• _Material for the task_
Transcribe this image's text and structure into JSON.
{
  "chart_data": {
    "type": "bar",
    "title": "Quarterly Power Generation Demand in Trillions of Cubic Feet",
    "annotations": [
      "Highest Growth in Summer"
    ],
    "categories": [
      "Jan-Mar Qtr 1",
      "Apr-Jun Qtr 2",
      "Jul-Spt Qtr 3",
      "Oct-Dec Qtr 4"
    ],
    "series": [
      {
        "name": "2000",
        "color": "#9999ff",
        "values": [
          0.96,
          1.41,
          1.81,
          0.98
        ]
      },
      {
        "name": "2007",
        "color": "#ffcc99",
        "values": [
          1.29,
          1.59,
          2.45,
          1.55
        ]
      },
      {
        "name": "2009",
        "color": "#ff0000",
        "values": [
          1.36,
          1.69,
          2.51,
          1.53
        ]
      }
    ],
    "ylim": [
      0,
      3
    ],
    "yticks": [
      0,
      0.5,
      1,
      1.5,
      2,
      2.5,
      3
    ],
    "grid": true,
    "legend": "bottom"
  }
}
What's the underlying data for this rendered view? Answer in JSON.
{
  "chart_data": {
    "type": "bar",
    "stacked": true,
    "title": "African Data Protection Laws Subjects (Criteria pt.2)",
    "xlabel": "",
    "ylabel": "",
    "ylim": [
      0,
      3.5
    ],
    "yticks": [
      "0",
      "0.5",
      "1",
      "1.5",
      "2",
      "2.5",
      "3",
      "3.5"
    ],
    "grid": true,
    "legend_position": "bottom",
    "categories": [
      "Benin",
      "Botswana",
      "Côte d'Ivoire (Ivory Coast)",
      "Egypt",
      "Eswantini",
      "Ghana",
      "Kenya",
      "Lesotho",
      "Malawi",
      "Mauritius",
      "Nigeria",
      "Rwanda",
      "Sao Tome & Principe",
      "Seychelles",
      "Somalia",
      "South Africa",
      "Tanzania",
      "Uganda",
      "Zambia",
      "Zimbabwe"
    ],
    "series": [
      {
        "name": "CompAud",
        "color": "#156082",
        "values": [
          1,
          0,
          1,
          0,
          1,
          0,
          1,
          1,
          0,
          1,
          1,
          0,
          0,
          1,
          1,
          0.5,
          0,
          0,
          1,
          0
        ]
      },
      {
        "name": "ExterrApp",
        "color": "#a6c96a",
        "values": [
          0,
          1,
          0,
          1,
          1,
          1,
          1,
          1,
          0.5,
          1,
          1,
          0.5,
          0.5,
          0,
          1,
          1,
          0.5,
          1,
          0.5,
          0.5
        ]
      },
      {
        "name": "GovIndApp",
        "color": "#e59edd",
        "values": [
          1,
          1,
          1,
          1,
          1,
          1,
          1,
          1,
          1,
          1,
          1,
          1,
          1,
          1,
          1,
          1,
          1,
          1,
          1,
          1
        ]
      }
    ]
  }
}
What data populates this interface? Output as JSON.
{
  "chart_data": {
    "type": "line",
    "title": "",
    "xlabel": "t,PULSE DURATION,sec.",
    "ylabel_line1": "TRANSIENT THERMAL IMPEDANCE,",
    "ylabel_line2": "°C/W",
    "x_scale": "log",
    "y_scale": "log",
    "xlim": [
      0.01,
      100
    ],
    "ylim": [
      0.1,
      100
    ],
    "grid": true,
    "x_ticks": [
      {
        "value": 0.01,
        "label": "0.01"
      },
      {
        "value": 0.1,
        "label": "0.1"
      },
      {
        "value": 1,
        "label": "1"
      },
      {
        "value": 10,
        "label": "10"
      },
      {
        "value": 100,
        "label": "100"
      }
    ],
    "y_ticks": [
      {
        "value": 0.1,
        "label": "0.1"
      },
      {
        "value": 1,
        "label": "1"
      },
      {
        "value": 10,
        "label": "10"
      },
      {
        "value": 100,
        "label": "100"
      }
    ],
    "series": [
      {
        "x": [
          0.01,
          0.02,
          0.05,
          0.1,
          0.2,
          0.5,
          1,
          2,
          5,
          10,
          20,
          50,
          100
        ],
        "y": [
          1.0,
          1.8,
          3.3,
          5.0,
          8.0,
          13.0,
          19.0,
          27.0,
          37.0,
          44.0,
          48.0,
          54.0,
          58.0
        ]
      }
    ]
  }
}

• _Set task_
Restate all of the entries exactly, please.

• _Reply to the exercise_
Transcribe this image's text and structure into JSON.
{
  "chart_data": {
    "type": "bar",
    "title": "Quarterly Power Generation Demand in Trillions of Cubic Feet",
    "annotations": [
      "Highest Growth in Summer"
    ],
    "categories": [
      "Jan-Mar Qtr 1",
      "Apr-Jun Qtr 2",
      "Jul-Spt Qtr 3",
      "Oct-Dec Qtr 4"
    ],
    "series": [
      {
        "name": "2000",
        "color": "#9999ff",
        "values": [
          0.96,
          1.41,
          1.81,
          0.98
        ]
      },
      {
        "name": "2007",
        "color": "#ffcc99",
        "values": [
          1.29,
          1.59,
          2.45,
          1.55
        ]
      },
      {
        "name": "2009",
        "color": "#ff0000",
        "values": [
          1.36,
          1.69,
          2.51,
          1.53
        ]
      }
    ],
    "ylim": [
      0,
      3
    ],
    "yticks": [
      0,
      0.5,
      1,
      1.5,
      2,
      2.5,
      3
    ],
    "grid": true,
    "legend": "bottom"
  }
}
What's the underlying data for this rendered view? Answer in JSON.
{
  "chart_data": {
    "type": "bar",
    "stacked": true,
    "title": "African Data Protection Laws Subjects (Criteria pt.2)",
    "xlabel": "",
    "ylabel": "",
    "ylim": [
      0,
      3.5
    ],
    "yticks": [
      "0",
      "0.5",
      "1",
      "1.5",
      "2",
      "2.5",
      "3",
      "3.5"
    ],
    "grid": true,
    "legend_position": "bottom",
    "categories": [
      "Benin",
      "Botswana",
      "Côte d'Ivoire (Ivory Coast)",
      "Egypt",
      "Eswantini",
      "Ghana",
      "Kenya",
      "Lesotho",
      "Malawi",
      "Mauritius",
      "Nigeria",
      "Rwanda",
      "Sao Tome & Principe",
      "Seychelles",
      "Somalia",
      "South Africa",
      "Tanzania",
      "Uganda",
      "Zambia",
      "Zimbabwe"
    ],
    "series": [
      {
        "name": "CompAud",
        "color": "#156082",
        "values": [
          1,
          0,
          1,
          0,
          1,
          0,
          1,
          1,
          0,
          1,
          1,
          0,
          0,
          1,
          1,
          0.5,
          0,
          0,
          1,
          0
        ]
      },
      {
        "name": "ExterrApp",
        "color": "#a6c96a",
        "values": [
          0,
          1,
          0,
          1,
          1,
          1,
          1,
          1,
          0.5,
          1,
          1,
          0.5,
          0.5,
          0,
          1,
          1,
          0.5,
          1,
          0.5,
          0.5
        ]
      },
      {
        "name": "GovIndApp",
        "color": "#e59edd",
        "values": [
          1,
          1,
          1,
          1,
          1,
          1,
          1,
          1,
          1,
          1,
          1,
          1,
          1,
          1,
          1,
          1,
          1,
          1,
          1,
          1
        ]
      }
    ]
  }
}
What data populates this interface? Output as JSON.
{
  "chart_data": {
    "type": "line",
    "title": "",
    "xlabel": "t,PULSE DURATION,sec.",
    "ylabel_line1": "TRANSIENT THERMAL IMPEDANCE,",
    "ylabel_line2": "°C/W",
    "x_scale": "log",
    "y_scale": "log",
    "xlim": [
      0.01,
      100
    ],
    "ylim": [
      0.1,
      100
    ],
    "grid": true,
    "x_ticks": [
      {
        "value": 0.01,
        "label": "0.01"
      },
      {
        "value": 0.1,
        "label": "0.1"
      },
      {
        "value": 1,
        "label": "1"
      },
      {
        "value": 10,
        "label": "10"
      },
      {
        "value": 100,
        "label": "100"
      }
    ],
    "y_ticks": [
      {
        "value": 0.1,
        "label": "0.1"
      },
      {
        "value": 1,
        "label": "1"
      },
      {
        "value": 10,
        "label": "10"
      },
      {
        "value": 100,
        "label": "100"
      }
    ],
    "series": [
      {
        "x": [
          0.01,
          0.02,
          0.05,
          0.1,
          0.2,
          0.5,
          1,
          2,
          5,
          10,
          20,
          50,
          100
        ],
        "y": [
          1.0,
          1.8,
          3.3,
          5.0,
          8.0,
          13.0,
          19.0,
          27.0,
          37.0,
          44.0,
          48.0,
          54.0,
          58.0
        ]
      }
    ]
  }
}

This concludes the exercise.